Information supplied =>
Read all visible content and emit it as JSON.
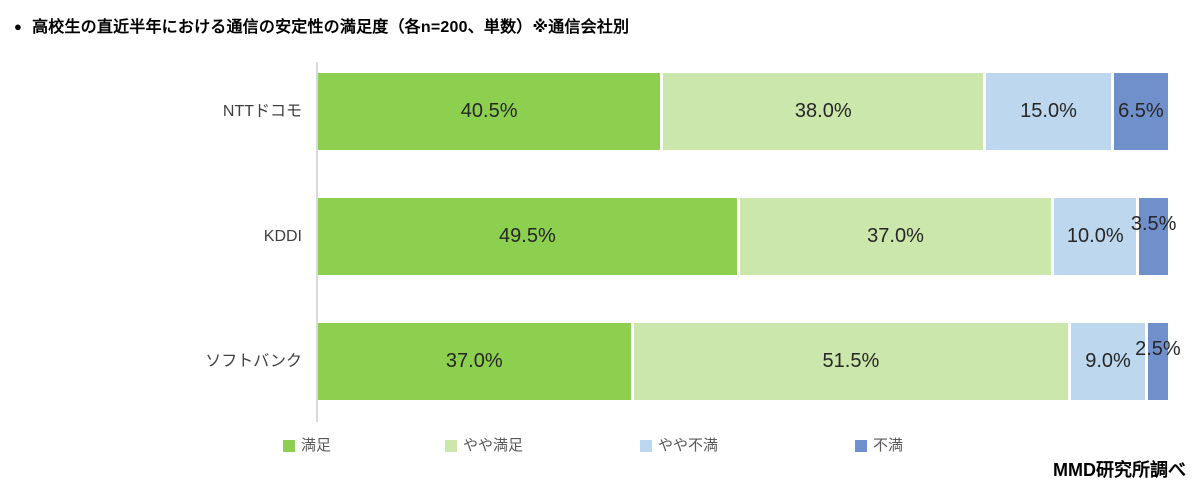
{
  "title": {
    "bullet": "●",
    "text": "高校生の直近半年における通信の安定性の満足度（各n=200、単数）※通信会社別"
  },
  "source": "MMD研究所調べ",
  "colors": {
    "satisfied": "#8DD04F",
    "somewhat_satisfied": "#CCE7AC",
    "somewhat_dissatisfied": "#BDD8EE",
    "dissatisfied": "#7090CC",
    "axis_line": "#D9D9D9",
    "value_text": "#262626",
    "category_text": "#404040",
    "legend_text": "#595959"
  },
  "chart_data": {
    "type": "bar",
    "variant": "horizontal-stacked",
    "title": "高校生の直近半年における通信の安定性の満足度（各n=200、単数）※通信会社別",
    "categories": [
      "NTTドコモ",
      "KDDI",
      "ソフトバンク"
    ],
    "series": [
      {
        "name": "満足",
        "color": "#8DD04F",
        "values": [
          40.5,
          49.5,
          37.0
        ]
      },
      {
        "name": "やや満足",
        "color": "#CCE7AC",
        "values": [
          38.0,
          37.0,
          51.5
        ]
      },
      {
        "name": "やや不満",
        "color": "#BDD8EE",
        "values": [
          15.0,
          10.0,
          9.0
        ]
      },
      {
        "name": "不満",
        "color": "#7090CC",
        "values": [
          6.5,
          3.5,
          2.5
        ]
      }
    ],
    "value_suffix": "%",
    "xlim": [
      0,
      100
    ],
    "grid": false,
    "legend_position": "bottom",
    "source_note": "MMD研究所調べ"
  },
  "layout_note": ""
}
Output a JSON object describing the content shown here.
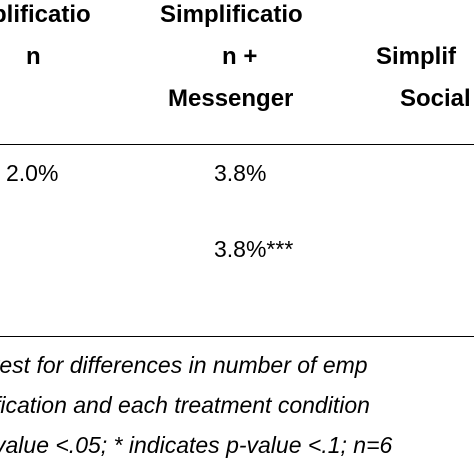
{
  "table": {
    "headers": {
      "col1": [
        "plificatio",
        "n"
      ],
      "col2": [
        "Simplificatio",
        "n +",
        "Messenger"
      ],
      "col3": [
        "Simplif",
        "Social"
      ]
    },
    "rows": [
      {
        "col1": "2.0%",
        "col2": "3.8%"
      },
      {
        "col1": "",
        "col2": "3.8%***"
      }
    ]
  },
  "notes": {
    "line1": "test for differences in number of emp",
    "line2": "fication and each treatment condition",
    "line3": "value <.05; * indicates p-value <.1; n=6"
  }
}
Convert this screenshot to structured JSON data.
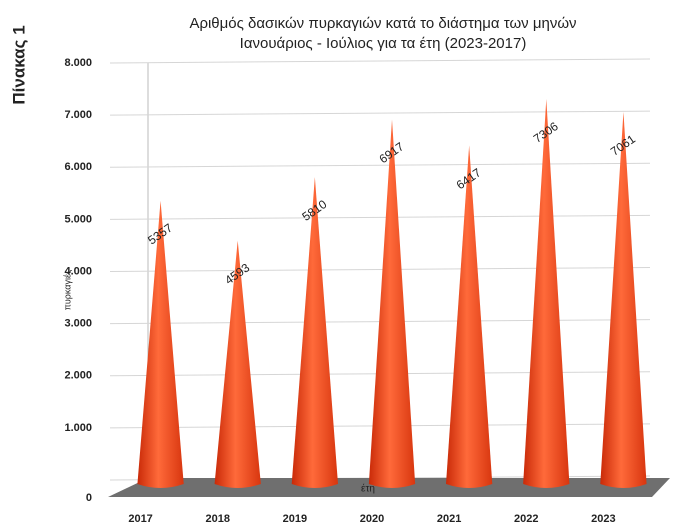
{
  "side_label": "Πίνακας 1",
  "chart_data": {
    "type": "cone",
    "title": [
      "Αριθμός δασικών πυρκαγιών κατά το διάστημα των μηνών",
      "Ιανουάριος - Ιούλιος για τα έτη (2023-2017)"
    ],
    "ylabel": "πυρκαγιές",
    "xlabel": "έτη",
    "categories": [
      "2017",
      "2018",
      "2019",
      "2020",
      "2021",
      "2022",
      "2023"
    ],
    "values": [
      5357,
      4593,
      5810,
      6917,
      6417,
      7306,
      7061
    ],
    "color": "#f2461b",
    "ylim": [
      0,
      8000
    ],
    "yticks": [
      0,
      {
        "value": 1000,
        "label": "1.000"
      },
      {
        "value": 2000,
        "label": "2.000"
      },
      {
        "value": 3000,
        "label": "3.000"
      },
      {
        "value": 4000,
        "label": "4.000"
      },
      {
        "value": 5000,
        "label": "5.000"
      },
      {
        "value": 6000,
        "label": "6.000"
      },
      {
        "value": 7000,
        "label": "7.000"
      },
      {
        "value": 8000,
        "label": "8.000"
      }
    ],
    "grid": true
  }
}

What you should do => Each line above that holds the string "通信会社別" should be copied and shown.

Solution to this exercise =>
    "text": "高校生の直近半年における通信の安定性の満足度（各n=200、単数）※通信会社別"
    "title": "高校生の直近半年における通信の安定性の満足度（各n=200、単数）※通信会社別",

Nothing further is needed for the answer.